WORK INSTRUCTION:
In the passage about refugees on the Plateau after the Liberation, where could money for the children still sheltering there now arrive from openly?

READING PASSAGE:
▼
There cannot have been more than a few hundred refugees left on the Plateau after the Liberation. Of the Jews who had found shelter there, many were German, Austrian and Polish, so there was no possibility of returning to their homes, or even to their countries, in September 1944. For them, the war was still going on. So they remained on the Plateau, awaiting developments.

For French Jews, it was a different story. Although their homes may have been vandalised and their possessions stolen, very often the apartment or house was empty and waiting for them. Technically, they were able to return to their homes. Yet there was no quick exodus. People hesitated to move until the war had been finally and definitively won.

The children still sheltering on the Plateau faced the biggest problem. In many cases their parents had been ‘deported’ to the camps, so the odds were high that they had been murdered. In general, the children stayed on with their adopted families until the end of the war and often beyond. An enormous international operation set about discovering the fate of all those sent off to the camps. There were survivors from the camps, but the task of matching them with surviving children in another country was daunting, to say the least. Meanwhile, the children still on the Plateau had to be supported, which required money. Happily, the money could now arrive openly from the United States or Switzerland. It no longer had to travel in unmarked suitcases.
▲
RECORDED INFORMATION:
▼
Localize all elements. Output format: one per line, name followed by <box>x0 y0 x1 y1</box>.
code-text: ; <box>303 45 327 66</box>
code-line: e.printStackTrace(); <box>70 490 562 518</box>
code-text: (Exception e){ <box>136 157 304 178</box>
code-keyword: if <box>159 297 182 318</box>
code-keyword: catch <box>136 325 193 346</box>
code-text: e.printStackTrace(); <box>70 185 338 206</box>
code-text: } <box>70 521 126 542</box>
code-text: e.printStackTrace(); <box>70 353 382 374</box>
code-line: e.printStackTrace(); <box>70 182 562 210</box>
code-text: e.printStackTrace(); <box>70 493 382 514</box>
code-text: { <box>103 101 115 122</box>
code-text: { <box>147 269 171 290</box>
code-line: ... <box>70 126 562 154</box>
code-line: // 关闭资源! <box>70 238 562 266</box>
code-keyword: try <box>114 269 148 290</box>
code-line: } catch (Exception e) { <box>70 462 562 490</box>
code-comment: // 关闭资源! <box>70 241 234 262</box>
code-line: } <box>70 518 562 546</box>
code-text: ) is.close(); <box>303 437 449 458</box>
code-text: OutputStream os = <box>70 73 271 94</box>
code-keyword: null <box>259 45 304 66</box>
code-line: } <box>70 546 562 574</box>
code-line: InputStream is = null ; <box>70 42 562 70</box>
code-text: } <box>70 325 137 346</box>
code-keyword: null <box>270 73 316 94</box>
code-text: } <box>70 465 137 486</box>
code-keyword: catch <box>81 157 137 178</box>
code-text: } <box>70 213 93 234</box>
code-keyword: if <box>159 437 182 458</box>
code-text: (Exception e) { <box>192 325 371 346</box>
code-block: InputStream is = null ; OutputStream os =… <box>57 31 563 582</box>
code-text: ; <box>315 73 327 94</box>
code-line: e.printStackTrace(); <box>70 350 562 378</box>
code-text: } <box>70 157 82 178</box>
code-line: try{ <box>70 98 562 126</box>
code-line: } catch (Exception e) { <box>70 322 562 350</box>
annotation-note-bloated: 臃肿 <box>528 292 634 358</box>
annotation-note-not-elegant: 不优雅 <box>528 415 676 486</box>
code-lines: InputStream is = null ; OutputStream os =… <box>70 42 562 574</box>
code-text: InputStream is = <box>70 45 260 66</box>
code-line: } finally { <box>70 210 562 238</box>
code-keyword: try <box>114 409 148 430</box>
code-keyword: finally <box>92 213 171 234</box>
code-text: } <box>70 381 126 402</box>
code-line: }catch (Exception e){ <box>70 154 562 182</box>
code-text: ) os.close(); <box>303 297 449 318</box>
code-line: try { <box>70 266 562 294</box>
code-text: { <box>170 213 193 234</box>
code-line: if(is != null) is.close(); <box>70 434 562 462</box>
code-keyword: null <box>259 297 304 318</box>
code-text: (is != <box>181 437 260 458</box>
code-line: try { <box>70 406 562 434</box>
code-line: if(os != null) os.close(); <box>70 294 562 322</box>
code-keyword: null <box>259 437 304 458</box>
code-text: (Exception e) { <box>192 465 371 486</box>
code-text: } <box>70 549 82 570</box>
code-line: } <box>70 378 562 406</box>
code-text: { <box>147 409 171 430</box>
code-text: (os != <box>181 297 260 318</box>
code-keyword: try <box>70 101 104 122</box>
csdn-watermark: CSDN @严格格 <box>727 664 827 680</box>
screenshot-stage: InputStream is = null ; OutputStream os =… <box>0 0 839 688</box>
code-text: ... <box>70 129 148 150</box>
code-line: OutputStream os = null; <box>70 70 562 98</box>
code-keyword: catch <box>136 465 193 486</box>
▲
SOLUTION FOR THIS PROBLEM:
From the United States or Switzerland.